## [TASK DIRECTIONS]
Write out each line of the listing as it stands, without the images.

● ● ● ● ● ● ●

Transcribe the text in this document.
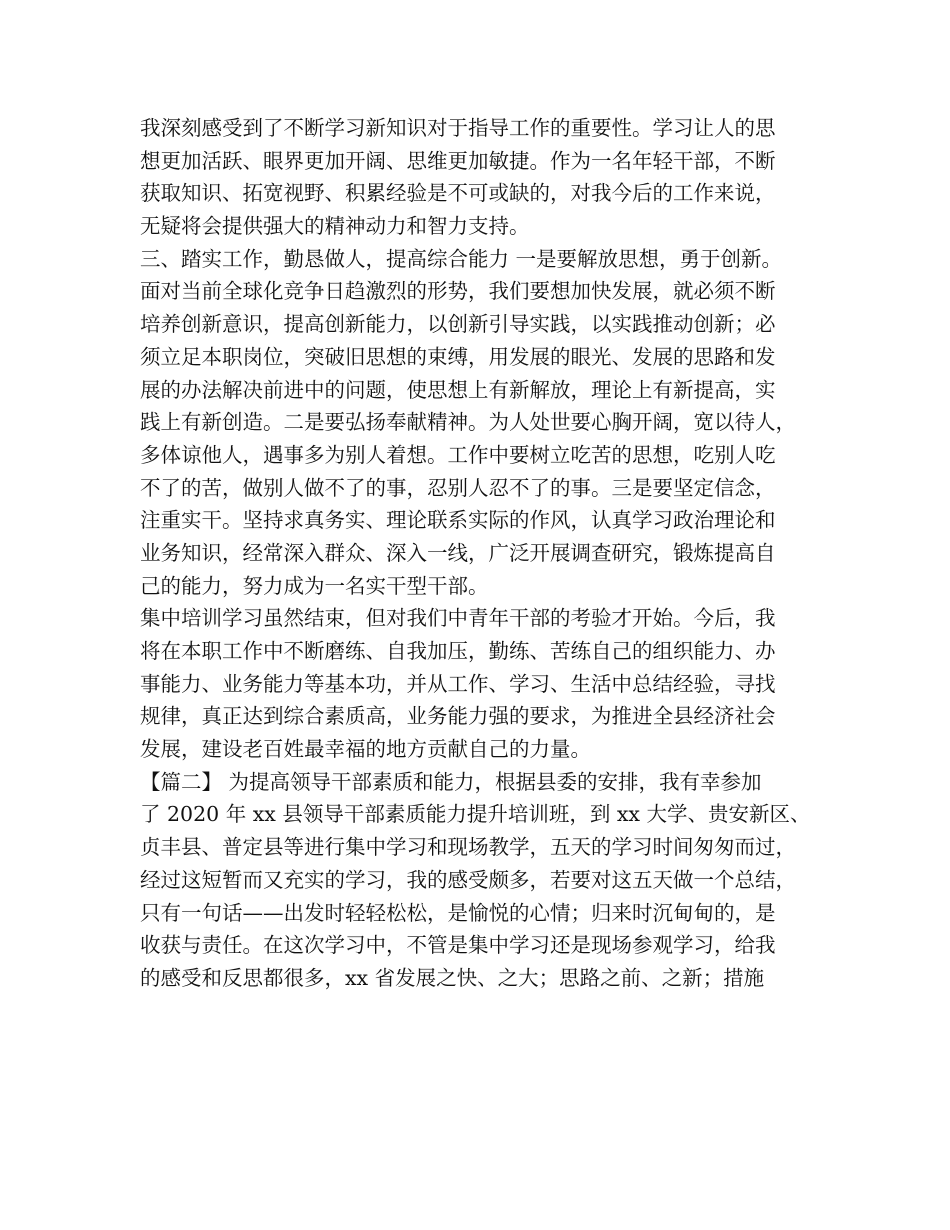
我深刻感受到了不断学习新知识对于指导工作的重要性。学习让人的思
想更加活跃、眼界更加开阔、思维更加敏捷。作为一名年轻干部，不断
获取知识、拓宽视野、积累经验是不可或缺的，对我今后的工作来说，
无疑将会提供强大的精神动力和智力支持。
三、踏实工作，勤恳做人，提高综合能力 一是要解放思想，勇于创新。
面对当前全球化竞争日趋激烈的形势，我们要想加快发展，就必须不断
培养创新意识，提高创新能力，以创新引导实践，以实践推动创新；必
须立足本职岗位，突破旧思想的束缚，用发展的眼光、发展的思路和发
展的办法解决前进中的问题，使思想上有新解放，理论上有新提高，实
践上有新创造。二是要弘扬奉献精神。为人处世要心胸开阔，宽以待人，
多体谅他人，遇事多为别人着想。工作中要树立吃苦的思想，吃别人吃
不了的苦，做别人做不了的事，忍别人忍不了的事。三是要坚定信念，
注重实干。坚持求真务实、理论联系实际的作风，认真学习政治理论和
业务知识，经常深入群众、深入一线，广泛开展调查研究，锻炼提高自
己的能力，努力成为一名实干型干部。
集中培训学习虽然结束，但对我们中青年干部的考验才开始。今后，我
将在本职工作中不断磨练、自我加压，勤练、苦练自己的组织能力、办
事能力、业务能力等基本功，并从工作、学习、生活中总结经验，寻找
规律，真正达到综合素质高，业务能力强的要求，为推进全县经济社会
发展，建设老百姓最幸福的地方贡献自己的力量。
【篇二】 为提高领导干部素质和能力，根据县委的安排，我有幸参加
了 2020 年 xx 县领导干部素质能力提升培训班，到 xx 大学、贵安新区、
贞丰县、普定县等进行集中学习和现场教学，五天的学习时间匆匆而过，
经过这短暂而又充实的学习，我的感受颇多，若要对这五天做一个总结，
只有一句话——出发时轻轻松松，是愉悦的心情；归来时沉甸甸的，是
收获与责任。在这次学习中，不管是集中学习还是现场参观学习，给我
的感受和反思都很多，xx 省发展之快、之大；思路之前、之新；措施
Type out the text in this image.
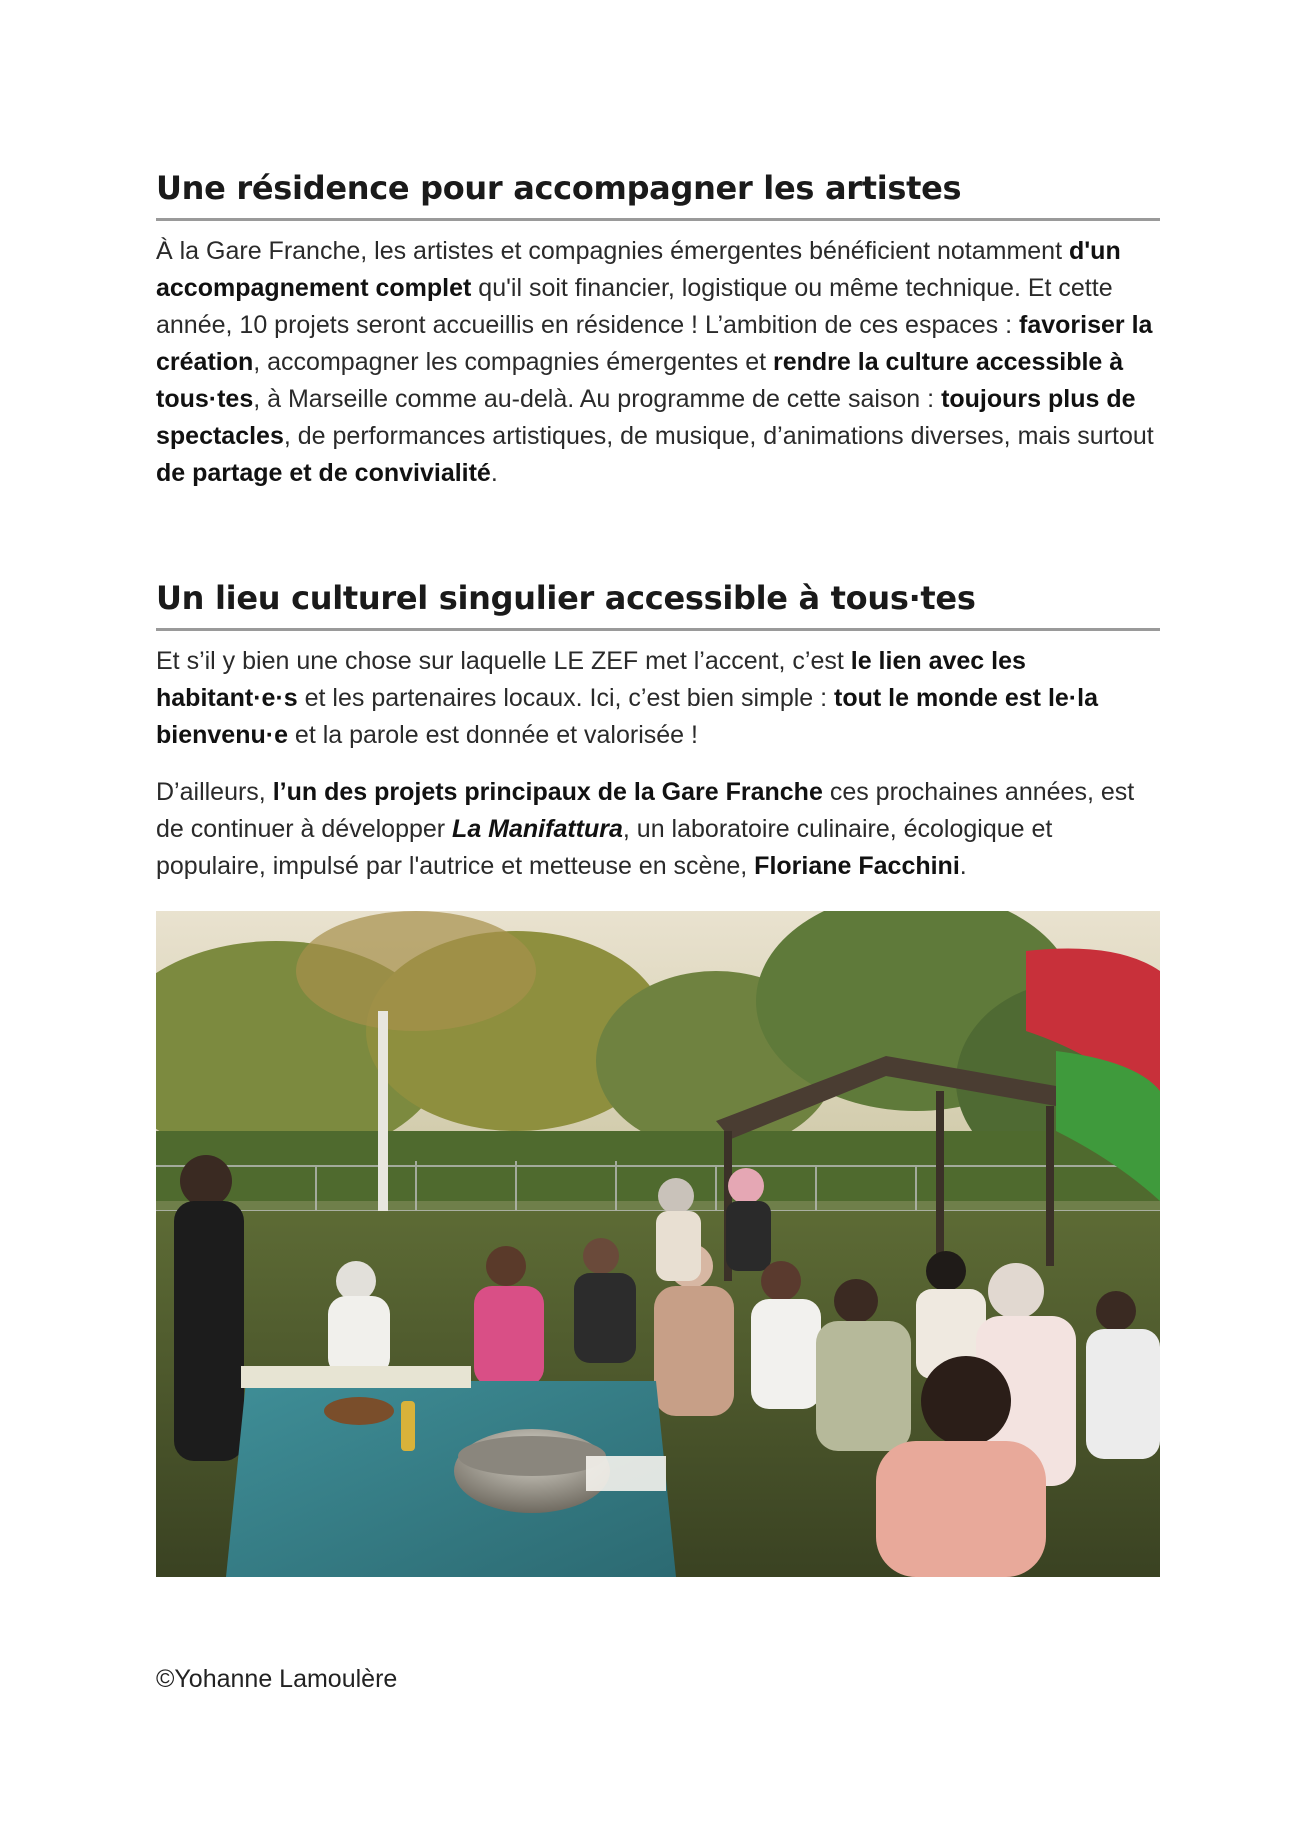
Une résidence pour accompagner les artistes

À la Gare Franche, les artistes et compagnies émergentes bénéficient notamment d'un accompagnement complet qu'il soit financier, logistique ou même technique. Et cette année, 10 projets seront accueillis en résidence ! L’ambition de ces espaces : favoriser la création, accompagner les compagnies émergentes et rendre la culture accessible à tous·tes, à Marseille comme au-delà. Au programme de cette saison : toujours plus de spectacles, de performances artistiques, de musique, d’animations diverses, mais surtout de partage et de convivialité.

Un lieu culturel singulier accessible à tous·tes

Et s’il y bien une chose sur laquelle LE ZEF met l’accent, c’est le lien avec les habitant·e·s et les partenaires locaux. Ici, c’est bien simple : tout le monde est le·la bienvenu·e et la parole est donnée et valorisée !

D’ailleurs, l’un des projets principaux de la Gare Franche ces prochaines années, est de continuer à développer La Manifattura, un laboratoire culinaire, écologique et populaire, impulsé par l'autrice et metteuse en scène, Floriane Facchini.

©Yohanne Lamoulère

● ● ● ● ● ● ●

## [THE ANSWER]
Transcribe the text in this document.
我深刻感受到了不断学习新知识对于指导工作的重要性。学习让人的思
想更加活跃、眼界更加开阔、思维更加敏捷。作为一名年轻干部，不断
获取知识、拓宽视野、积累经验是不可或缺的，对我今后的工作来说，
无疑将会提供强大的精神动力和智力支持。
三、踏实工作，勤恳做人，提高综合能力 一是要解放思想，勇于创新。
面对当前全球化竞争日趋激烈的形势，我们要想加快发展，就必须不断
培养创新意识，提高创新能力，以创新引导实践，以实践推动创新；必
须立足本职岗位，突破旧思想的束缚，用发展的眼光、发展的思路和发
展的办法解决前进中的问题，使思想上有新解放，理论上有新提高，实
践上有新创造。二是要弘扬奉献精神。为人处世要心胸开阔，宽以待人，
多体谅他人，遇事多为别人着想。工作中要树立吃苦的思想，吃别人吃
不了的苦，做别人做不了的事，忍别人忍不了的事。三是要坚定信念，
注重实干。坚持求真务实、理论联系实际的作风，认真学习政治理论和
业务知识，经常深入群众、深入一线，广泛开展调查研究，锻炼提高自
己的能力，努力成为一名实干型干部。
集中培训学习虽然结束，但对我们中青年干部的考验才开始。今后，我
将在本职工作中不断磨练、自我加压，勤练、苦练自己的组织能力、办
事能力、业务能力等基本功，并从工作、学习、生活中总结经验，寻找
规律，真正达到综合素质高，业务能力强的要求，为推进全县经济社会
发展，建设老百姓最幸福的地方贡献自己的力量。
【篇二】 为提高领导干部素质和能力，根据县委的安排，我有幸参加
了 2020 年 xx 县领导干部素质能力提升培训班，到 xx 大学、贵安新区、
贞丰县、普定县等进行集中学习和现场教学，五天的学习时间匆匆而过，
经过这短暂而又充实的学习，我的感受颇多，若要对这五天做一个总结，
只有一句话——出发时轻轻松松，是愉悦的心情；归来时沉甸甸的，是
收获与责任。在这次学习中，不管是集中学习还是现场参观学习，给我
的感受和反思都很多，xx 省发展之快、之大；思路之前、之新；措施
Type out the text in this image.
Une résidence pour accompagner les artistes

À la Gare Franche, les artistes et compagnies émergentes bénéficient notamment d'un accompagnement complet qu'il soit financier, logistique ou même technique. Et cette année, 10 projets seront accueillis en résidence ! L’ambition de ces espaces : favoriser la création, accompagner les compagnies émergentes et rendre la culture accessible à tous·tes, à Marseille comme au-delà. Au programme de cette saison : toujours plus de spectacles, de performances artistiques, de musique, d’animations diverses, mais surtout de partage et de convivialité.

Un lieu culturel singulier accessible à tous·tes

Et s’il y bien une chose sur laquelle LE ZEF met l’accent, c’est le lien avec les habitant·e·s et les partenaires locaux. Ici, c’est bien simple : tout le monde est le·la bienvenu·e et la parole est donnée et valorisée !

D’ailleurs, l’un des projets principaux de la Gare Franche ces prochaines années, est de continuer à développer La Manifattura, un laboratoire culinaire, écologique et populaire, impulsé par l'autrice et metteuse en scène, Floriane Facchini.

©Yohanne Lamoulère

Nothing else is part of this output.